Directive - Take the line that contains "Convert this document image to plain text." as the first line and the last line of the material below as the final one; reproduce exactly the lines between, inclusive.

Stored data entries:
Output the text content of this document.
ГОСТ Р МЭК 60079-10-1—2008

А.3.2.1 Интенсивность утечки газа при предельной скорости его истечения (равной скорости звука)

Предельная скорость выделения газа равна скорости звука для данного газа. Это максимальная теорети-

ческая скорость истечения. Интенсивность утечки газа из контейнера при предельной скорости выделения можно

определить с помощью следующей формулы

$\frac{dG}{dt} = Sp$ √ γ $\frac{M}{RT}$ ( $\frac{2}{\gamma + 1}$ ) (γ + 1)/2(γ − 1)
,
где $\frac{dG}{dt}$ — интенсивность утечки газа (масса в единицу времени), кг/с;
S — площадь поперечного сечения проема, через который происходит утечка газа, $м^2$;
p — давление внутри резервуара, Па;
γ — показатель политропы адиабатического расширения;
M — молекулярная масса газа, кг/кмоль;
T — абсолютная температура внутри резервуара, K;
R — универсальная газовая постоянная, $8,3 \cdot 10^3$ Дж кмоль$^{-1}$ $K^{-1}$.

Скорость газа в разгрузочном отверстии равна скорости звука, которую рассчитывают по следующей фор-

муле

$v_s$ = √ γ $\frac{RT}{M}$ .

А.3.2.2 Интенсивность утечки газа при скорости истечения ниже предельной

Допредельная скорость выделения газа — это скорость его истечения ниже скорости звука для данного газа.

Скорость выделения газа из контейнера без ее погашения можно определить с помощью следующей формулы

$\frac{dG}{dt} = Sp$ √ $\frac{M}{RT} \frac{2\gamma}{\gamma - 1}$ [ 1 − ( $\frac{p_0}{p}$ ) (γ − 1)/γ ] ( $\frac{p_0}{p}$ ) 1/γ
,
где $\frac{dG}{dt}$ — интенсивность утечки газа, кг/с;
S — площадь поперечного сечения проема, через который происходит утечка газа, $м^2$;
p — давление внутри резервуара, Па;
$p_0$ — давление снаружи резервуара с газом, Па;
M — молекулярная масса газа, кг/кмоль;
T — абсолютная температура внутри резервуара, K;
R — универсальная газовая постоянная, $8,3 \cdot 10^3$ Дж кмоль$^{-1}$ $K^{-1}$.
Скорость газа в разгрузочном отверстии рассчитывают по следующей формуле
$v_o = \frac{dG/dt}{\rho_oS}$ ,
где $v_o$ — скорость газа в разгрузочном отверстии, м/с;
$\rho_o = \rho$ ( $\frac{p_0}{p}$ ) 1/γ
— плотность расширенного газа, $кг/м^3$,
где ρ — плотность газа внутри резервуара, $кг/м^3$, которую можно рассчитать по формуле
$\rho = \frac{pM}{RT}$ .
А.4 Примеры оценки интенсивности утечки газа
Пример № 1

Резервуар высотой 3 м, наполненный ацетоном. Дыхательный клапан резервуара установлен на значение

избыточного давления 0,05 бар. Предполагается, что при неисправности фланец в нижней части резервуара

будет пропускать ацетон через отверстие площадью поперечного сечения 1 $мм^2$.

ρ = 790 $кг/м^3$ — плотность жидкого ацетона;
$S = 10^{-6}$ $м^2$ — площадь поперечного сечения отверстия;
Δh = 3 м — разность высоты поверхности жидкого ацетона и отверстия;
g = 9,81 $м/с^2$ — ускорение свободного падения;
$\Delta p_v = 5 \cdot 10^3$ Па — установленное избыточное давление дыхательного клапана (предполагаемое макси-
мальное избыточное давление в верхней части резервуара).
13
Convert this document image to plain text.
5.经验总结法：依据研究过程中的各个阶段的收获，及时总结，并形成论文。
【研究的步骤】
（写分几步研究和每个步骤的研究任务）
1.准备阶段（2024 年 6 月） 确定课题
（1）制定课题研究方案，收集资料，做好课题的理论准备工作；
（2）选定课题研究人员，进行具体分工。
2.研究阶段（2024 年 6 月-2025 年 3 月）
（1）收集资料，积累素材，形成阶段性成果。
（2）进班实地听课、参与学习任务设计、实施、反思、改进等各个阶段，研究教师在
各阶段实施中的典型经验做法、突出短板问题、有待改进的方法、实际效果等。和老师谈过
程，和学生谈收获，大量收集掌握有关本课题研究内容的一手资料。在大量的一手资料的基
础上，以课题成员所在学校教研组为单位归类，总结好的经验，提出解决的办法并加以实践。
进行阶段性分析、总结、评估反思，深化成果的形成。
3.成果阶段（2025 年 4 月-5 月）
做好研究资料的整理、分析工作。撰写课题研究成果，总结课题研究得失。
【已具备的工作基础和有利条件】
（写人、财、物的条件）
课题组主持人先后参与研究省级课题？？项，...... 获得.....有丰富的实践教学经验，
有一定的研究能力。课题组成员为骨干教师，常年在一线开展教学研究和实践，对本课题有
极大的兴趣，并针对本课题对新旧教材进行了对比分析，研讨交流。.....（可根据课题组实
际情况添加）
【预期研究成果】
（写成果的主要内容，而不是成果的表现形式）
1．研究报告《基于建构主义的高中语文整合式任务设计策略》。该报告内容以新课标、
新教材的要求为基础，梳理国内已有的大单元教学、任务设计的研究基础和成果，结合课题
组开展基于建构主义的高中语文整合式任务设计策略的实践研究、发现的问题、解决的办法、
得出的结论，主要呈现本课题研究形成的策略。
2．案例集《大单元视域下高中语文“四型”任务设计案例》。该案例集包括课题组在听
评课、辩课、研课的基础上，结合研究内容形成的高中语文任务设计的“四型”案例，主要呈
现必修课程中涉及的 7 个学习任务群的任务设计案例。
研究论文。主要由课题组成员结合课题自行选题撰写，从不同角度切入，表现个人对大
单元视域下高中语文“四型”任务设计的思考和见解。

Exercise solution -
Convert this document image to plain text.
5.经验总结法：依据研究过程中的各个阶段的收获，及时总结，并形成论文。
【研究的步骤】
（写分几步研究和每个步骤的研究任务）
1.准备阶段（2024 年 6 月） 确定课题
（1）制定课题研究方案，收集资料，做好课题的理论准备工作；
（2）选定课题研究人员，进行具体分工。
2.研究阶段（2024 年 6 月-2025 年 3 月）
（1）收集资料，积累素材，形成阶段性成果。
（2）进班实地听课、参与学习任务设计、实施、反思、改进等各个阶段，研究教师在
各阶段实施中的典型经验做法、突出短板问题、有待改进的方法、实际效果等。和老师谈过
程，和学生谈收获，大量收集掌握有关本课题研究内容的一手资料。在大量的一手资料的基
础上，以课题成员所在学校教研组为单位归类，总结好的经验，提出解决的办法并加以实践。
进行阶段性分析、总结、评估反思，深化成果的形成。
3.成果阶段（2025 年 4 月-5 月）
做好研究资料的整理、分析工作。撰写课题研究成果，总结课题研究得失。
【已具备的工作基础和有利条件】
（写人、财、物的条件）
课题组主持人先后参与研究省级课题？？项，...... 获得.....有丰富的实践教学经验，
有一定的研究能力。课题组成员为骨干教师，常年在一线开展教学研究和实践，对本课题有
极大的兴趣，并针对本课题对新旧教材进行了对比分析，研讨交流。.....（可根据课题组实
际情况添加）
【预期研究成果】
（写成果的主要内容，而不是成果的表现形式）
1．研究报告《基于建构主义的高中语文整合式任务设计策略》。该报告内容以新课标、
新教材的要求为基础，梳理国内已有的大单元教学、任务设计的研究基础和成果，结合课题
组开展基于建构主义的高中语文整合式任务设计策略的实践研究、发现的问题、解决的办法、
得出的结论，主要呈现本课题研究形成的策略。
2．案例集《大单元视域下高中语文“四型”任务设计案例》。该案例集包括课题组在听
评课、辩课、研课的基础上，结合研究内容形成的高中语文任务设计的“四型”案例，主要呈
现必修课程中涉及的 7 个学习任务群的任务设计案例。
研究论文。主要由课题组成员结合课题自行选题撰写，从不同角度切入，表现个人对大
单元视域下高中语文“四型”任务设计的思考和见解。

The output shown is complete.